■ The data
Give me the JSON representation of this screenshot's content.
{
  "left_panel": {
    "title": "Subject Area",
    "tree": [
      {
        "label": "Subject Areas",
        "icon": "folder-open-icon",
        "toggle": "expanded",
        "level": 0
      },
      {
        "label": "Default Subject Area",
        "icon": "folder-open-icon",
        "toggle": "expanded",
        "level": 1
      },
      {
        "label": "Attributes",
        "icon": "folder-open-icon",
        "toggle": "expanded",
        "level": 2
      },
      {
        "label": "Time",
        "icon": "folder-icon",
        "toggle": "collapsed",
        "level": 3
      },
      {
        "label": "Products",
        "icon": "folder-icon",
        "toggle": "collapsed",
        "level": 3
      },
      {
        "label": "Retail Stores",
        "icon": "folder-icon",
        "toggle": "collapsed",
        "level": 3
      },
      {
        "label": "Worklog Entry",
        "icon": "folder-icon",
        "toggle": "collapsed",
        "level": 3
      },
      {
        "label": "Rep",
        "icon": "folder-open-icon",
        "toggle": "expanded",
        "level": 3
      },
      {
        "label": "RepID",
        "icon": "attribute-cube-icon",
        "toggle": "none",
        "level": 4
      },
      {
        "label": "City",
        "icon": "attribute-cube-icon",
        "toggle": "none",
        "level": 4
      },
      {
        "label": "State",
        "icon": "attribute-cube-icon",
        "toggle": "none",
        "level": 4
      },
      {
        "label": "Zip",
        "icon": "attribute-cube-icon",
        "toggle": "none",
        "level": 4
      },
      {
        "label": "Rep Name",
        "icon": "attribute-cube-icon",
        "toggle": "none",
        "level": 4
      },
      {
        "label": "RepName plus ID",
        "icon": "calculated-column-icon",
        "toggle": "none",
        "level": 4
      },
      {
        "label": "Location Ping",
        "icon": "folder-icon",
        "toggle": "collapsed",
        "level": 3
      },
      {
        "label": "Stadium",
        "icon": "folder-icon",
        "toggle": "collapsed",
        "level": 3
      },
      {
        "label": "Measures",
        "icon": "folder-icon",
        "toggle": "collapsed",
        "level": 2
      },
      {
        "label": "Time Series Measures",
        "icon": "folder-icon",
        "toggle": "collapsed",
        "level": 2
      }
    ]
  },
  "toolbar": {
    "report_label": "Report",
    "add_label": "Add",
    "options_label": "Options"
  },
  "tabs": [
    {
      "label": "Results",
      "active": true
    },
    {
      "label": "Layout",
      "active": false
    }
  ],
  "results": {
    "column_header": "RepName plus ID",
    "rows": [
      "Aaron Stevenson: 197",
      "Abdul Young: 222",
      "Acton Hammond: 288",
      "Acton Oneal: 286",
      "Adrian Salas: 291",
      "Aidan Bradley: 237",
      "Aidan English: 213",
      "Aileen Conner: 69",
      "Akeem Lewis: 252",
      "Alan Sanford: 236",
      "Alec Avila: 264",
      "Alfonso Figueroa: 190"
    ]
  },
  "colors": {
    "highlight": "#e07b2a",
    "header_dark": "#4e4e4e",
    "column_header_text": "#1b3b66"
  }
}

■ Exercise description
Copy down the whole of the data above, matching it exactly.

■ Correct result
Give me the JSON representation of this screenshot's content.
{
  "left_panel": {
    "title": "Subject Area",
    "tree": [
      {
        "label": "Subject Areas",
        "icon": "folder-open-icon",
        "toggle": "expanded",
        "level": 0
      },
      {
        "label": "Default Subject Area",
        "icon": "folder-open-icon",
        "toggle": "expanded",
        "level": 1
      },
      {
        "label": "Attributes",
        "icon": "folder-open-icon",
        "toggle": "expanded",
        "level": 2
      },
      {
        "label": "Time",
        "icon": "folder-icon",
        "toggle": "collapsed",
        "level": 3
      },
      {
        "label": "Products",
        "icon": "folder-icon",
        "toggle": "collapsed",
        "level": 3
      },
      {
        "label": "Retail Stores",
        "icon": "folder-icon",
        "toggle": "collapsed",
        "level": 3
      },
      {
        "label": "Worklog Entry",
        "icon": "folder-icon",
        "toggle": "collapsed",
        "level": 3
      },
      {
        "label": "Rep",
        "icon": "folder-open-icon",
        "toggle": "expanded",
        "level": 3
      },
      {
        "label": "RepID",
        "icon": "attribute-cube-icon",
        "toggle": "none",
        "level": 4
      },
      {
        "label": "City",
        "icon": "attribute-cube-icon",
        "toggle": "none",
        "level": 4
      },
      {
        "label": "State",
        "icon": "attribute-cube-icon",
        "toggle": "none",
        "level": 4
      },
      {
        "label": "Zip",
        "icon": "attribute-cube-icon",
        "toggle": "none",
        "level": 4
      },
      {
        "label": "Rep Name",
        "icon": "attribute-cube-icon",
        "toggle": "none",
        "level": 4
      },
      {
        "label": "RepName plus ID",
        "icon": "calculated-column-icon",
        "toggle": "none",
        "level": 4
      },
      {
        "label": "Location Ping",
        "icon": "folder-icon",
        "toggle": "collapsed",
        "level": 3
      },
      {
        "label": "Stadium",
        "icon": "folder-icon",
        "toggle": "collapsed",
        "level": 3
      },
      {
        "label": "Measures",
        "icon": "folder-icon",
        "toggle": "collapsed",
        "level": 2
      },
      {
        "label": "Time Series Measures",
        "icon": "folder-icon",
        "toggle": "collapsed",
        "level": 2
      }
    ]
  },
  "toolbar": {
    "report_label": "Report",
    "add_label": "Add",
    "options_label": "Options"
  },
  "tabs": [
    {
      "label": "Results",
      "active": true
    },
    {
      "label": "Layout",
      "active": false
    }
  ],
  "results": {
    "column_header": "RepName plus ID",
    "rows": [
      "Aaron Stevenson: 197",
      "Abdul Young: 222",
      "Acton Hammond: 288",
      "Acton Oneal: 286",
      "Adrian Salas: 291",
      "Aidan Bradley: 237",
      "Aidan English: 213",
      "Aileen Conner: 69",
      "Akeem Lewis: 252",
      "Alan Sanford: 236",
      "Alec Avila: 264",
      "Alfonso Figueroa: 190"
    ]
  },
  "colors": {
    "highlight": "#e07b2a",
    "header_dark": "#4e4e4e",
    "column_header_text": "#1b3b66"
  }
}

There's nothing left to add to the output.